■ **DO THIS**
From the material below, list every line containing "Salpeter".

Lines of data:
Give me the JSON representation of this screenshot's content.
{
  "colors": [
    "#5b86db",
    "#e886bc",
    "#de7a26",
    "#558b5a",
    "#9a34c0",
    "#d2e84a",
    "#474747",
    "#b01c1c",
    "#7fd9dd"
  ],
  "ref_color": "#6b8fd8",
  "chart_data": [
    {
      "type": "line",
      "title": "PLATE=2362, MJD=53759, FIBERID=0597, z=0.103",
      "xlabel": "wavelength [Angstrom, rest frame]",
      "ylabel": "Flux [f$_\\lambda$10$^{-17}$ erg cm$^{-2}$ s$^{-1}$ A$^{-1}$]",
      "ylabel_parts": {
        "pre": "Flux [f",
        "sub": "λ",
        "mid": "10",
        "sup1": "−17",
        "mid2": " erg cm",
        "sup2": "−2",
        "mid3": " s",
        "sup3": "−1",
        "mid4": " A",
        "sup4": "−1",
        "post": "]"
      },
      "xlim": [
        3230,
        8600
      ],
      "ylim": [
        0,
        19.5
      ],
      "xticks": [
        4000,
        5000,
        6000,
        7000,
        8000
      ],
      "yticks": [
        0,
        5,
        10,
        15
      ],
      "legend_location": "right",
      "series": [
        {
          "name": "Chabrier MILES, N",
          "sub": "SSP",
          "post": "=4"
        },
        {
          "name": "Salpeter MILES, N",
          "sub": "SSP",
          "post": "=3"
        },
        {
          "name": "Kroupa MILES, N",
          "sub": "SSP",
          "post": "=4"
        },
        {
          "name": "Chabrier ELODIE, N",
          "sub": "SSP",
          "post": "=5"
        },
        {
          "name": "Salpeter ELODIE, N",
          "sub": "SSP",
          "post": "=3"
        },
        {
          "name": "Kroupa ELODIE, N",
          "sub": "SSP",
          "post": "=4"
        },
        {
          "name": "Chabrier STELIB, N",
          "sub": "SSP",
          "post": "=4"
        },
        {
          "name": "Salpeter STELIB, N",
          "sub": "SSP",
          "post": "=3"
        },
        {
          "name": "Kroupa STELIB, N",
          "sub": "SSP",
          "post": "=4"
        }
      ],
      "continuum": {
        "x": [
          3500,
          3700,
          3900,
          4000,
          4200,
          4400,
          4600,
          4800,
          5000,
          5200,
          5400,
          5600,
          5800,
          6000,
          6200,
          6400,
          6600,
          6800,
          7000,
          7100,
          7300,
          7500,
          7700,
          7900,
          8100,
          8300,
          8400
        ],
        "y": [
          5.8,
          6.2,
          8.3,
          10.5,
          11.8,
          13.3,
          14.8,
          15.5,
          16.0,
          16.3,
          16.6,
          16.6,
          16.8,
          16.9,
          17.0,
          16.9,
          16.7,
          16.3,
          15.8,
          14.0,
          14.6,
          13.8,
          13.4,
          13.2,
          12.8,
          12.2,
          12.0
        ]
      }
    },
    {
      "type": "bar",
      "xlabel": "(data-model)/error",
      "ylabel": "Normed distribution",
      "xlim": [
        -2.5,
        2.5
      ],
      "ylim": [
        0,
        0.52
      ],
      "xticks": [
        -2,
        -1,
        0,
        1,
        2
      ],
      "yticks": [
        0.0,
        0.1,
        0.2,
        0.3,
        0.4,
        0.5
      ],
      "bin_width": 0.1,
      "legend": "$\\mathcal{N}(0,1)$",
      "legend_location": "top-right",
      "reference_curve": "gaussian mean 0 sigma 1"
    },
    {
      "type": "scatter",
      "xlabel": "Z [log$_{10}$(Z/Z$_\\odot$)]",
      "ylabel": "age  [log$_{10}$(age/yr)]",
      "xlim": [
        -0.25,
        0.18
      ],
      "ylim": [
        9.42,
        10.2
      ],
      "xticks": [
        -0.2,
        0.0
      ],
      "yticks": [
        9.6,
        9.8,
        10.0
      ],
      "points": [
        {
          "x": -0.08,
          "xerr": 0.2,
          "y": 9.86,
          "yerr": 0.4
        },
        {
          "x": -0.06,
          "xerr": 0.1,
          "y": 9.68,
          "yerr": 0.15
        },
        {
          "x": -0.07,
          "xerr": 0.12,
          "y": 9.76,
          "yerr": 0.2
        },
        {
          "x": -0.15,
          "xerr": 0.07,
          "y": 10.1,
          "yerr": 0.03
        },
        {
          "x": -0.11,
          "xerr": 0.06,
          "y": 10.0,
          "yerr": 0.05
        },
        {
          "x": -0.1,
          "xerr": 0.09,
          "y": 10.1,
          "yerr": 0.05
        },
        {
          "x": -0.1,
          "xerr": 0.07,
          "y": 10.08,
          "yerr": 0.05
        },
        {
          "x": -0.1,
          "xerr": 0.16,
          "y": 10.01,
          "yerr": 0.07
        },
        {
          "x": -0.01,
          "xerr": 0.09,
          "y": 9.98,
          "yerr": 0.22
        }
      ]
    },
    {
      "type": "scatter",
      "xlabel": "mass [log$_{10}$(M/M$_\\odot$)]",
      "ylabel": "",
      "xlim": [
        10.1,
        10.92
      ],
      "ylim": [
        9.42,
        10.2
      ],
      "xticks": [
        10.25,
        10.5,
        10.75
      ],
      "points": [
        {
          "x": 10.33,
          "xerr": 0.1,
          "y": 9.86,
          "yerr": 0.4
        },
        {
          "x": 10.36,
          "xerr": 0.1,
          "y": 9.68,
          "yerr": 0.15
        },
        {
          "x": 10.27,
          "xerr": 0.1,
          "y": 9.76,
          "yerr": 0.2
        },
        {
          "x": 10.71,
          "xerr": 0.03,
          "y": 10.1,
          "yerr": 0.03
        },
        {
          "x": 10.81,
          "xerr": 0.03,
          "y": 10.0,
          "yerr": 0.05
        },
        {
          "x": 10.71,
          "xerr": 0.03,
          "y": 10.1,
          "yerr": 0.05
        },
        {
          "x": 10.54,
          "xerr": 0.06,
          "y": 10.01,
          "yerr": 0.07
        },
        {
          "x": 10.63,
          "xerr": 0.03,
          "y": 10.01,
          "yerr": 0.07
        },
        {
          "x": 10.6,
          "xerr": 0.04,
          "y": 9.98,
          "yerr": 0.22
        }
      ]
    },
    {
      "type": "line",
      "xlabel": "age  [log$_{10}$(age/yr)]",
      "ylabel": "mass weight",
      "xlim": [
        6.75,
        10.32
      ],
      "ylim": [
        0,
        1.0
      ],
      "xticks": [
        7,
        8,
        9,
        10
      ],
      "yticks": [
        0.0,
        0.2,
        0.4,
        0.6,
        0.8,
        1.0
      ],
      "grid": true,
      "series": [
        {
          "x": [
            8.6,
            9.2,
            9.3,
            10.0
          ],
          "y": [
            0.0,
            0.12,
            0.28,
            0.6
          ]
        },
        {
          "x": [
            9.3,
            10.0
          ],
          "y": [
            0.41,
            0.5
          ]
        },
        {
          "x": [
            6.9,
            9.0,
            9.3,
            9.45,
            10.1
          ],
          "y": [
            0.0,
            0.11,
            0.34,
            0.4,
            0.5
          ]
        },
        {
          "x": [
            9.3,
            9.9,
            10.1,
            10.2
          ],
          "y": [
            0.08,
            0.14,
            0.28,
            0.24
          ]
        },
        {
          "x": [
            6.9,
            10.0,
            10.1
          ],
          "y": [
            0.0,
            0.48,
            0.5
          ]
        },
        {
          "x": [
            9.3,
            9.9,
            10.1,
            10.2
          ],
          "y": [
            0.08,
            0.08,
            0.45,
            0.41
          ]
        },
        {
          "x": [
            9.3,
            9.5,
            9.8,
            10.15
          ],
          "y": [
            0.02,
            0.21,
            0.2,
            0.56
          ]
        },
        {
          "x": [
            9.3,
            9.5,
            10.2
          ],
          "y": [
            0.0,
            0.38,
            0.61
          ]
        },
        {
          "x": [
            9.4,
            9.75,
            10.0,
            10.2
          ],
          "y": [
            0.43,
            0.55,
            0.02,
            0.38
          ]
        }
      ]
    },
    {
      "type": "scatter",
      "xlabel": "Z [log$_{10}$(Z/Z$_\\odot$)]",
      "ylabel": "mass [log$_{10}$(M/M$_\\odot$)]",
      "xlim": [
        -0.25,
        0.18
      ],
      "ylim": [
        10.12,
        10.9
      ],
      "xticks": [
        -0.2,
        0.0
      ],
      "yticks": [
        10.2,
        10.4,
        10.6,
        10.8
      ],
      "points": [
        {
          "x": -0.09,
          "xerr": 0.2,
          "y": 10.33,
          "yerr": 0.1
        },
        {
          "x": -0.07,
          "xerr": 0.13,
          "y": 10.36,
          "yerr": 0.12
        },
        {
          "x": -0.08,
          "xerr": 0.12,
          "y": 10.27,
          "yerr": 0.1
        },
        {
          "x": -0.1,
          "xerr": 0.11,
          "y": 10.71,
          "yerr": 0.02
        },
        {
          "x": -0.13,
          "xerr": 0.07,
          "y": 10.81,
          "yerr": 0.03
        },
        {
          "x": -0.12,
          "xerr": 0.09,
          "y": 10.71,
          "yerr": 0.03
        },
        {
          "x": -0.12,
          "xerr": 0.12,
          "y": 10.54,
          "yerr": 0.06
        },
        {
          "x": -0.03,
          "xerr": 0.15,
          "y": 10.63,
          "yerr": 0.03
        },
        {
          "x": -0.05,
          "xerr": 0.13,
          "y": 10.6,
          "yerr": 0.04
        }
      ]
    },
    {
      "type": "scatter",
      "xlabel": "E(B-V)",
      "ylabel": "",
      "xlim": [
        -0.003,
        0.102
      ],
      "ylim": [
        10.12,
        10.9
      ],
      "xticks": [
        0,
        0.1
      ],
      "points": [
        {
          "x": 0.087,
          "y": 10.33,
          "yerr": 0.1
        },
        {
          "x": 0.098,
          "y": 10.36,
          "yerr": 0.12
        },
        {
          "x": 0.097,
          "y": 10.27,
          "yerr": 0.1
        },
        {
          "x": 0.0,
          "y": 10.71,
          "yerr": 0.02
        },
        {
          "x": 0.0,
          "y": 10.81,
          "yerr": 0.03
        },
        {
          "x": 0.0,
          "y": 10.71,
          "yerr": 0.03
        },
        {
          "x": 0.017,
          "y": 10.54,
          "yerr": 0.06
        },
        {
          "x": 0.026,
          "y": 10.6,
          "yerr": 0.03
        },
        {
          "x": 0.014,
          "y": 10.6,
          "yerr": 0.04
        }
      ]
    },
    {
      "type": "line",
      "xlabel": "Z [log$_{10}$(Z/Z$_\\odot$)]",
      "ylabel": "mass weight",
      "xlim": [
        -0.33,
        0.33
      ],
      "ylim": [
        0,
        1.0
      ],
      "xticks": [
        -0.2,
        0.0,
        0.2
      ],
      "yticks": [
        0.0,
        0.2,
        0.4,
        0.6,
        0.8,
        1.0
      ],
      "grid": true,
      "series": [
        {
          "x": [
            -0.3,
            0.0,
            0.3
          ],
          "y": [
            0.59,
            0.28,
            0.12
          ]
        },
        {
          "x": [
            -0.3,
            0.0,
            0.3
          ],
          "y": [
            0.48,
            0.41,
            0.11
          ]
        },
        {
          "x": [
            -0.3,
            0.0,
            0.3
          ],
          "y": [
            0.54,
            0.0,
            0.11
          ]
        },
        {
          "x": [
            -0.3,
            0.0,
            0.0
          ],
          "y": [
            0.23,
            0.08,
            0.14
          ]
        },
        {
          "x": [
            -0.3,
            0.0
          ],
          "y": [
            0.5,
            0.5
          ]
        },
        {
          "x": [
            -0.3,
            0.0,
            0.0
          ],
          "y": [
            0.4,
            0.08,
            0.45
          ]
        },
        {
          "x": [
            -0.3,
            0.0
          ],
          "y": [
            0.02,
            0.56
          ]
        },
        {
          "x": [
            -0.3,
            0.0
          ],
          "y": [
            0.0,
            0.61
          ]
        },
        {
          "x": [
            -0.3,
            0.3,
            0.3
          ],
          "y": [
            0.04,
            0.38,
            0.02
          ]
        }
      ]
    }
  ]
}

■ **CORRECT RESPONSE**
          "name": "Salpeter MILES, N",
          "name": "Salpeter ELODIE, N",
          "name": "Salpeter STELIB, N",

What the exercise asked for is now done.